[Stored data]
* START *

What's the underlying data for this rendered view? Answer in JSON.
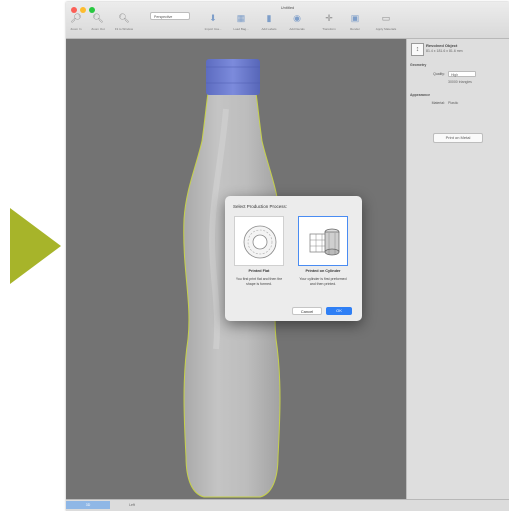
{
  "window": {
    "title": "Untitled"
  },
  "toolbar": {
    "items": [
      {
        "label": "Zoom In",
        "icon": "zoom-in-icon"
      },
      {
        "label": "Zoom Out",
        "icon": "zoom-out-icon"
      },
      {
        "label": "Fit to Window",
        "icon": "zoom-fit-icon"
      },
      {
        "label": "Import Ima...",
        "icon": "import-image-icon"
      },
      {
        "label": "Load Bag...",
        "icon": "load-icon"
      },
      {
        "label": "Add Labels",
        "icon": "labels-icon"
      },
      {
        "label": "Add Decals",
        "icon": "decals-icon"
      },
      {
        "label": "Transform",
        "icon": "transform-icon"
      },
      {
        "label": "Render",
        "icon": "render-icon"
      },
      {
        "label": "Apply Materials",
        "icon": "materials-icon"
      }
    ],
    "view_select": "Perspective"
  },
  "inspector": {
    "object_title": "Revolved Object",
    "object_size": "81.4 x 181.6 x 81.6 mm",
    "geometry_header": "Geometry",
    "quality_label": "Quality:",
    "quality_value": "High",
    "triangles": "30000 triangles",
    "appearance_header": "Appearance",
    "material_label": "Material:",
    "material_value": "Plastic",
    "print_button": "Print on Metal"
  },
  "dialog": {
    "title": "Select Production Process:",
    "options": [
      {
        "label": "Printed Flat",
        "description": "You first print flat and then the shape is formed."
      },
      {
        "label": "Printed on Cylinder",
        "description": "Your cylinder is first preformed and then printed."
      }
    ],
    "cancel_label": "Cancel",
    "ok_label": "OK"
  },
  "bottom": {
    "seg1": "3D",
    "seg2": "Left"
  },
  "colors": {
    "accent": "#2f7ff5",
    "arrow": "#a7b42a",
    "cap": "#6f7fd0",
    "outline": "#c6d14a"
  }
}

* END *
* START *

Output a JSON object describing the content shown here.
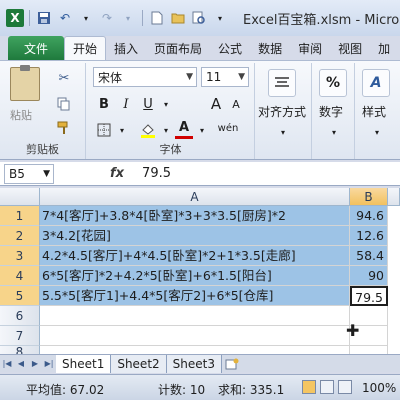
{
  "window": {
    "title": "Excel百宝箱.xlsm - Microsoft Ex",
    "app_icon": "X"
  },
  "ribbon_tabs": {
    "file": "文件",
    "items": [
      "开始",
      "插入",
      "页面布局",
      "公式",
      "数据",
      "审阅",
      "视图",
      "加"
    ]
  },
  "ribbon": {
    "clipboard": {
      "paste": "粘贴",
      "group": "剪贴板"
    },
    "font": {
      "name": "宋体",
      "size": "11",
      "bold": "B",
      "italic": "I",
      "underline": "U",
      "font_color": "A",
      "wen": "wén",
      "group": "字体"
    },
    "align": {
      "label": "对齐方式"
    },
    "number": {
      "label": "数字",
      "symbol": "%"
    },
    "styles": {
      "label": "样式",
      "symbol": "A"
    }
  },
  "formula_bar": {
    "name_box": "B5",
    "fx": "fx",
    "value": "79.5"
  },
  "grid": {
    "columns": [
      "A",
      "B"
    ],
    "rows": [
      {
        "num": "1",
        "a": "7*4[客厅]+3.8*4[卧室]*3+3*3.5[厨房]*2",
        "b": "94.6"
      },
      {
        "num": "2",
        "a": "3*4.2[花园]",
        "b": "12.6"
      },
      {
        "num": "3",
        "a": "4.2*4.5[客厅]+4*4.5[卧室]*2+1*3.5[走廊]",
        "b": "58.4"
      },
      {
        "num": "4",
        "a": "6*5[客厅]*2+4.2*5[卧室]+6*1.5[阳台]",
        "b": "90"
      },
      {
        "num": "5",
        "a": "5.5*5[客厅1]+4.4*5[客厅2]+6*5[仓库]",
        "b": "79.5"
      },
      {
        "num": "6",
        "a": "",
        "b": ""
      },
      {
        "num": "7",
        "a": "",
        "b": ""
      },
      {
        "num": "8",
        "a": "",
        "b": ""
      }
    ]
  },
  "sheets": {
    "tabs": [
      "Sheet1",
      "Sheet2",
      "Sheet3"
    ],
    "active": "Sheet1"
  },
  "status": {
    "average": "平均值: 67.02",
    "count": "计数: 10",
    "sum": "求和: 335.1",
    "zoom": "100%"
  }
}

* END *

Your instructions — Show every line in the records above that contains the word "then".

Solved problem —
        "description": "You first print flat and then the shape is formed."
        "description": "Your cylinder is first preformed and then printed."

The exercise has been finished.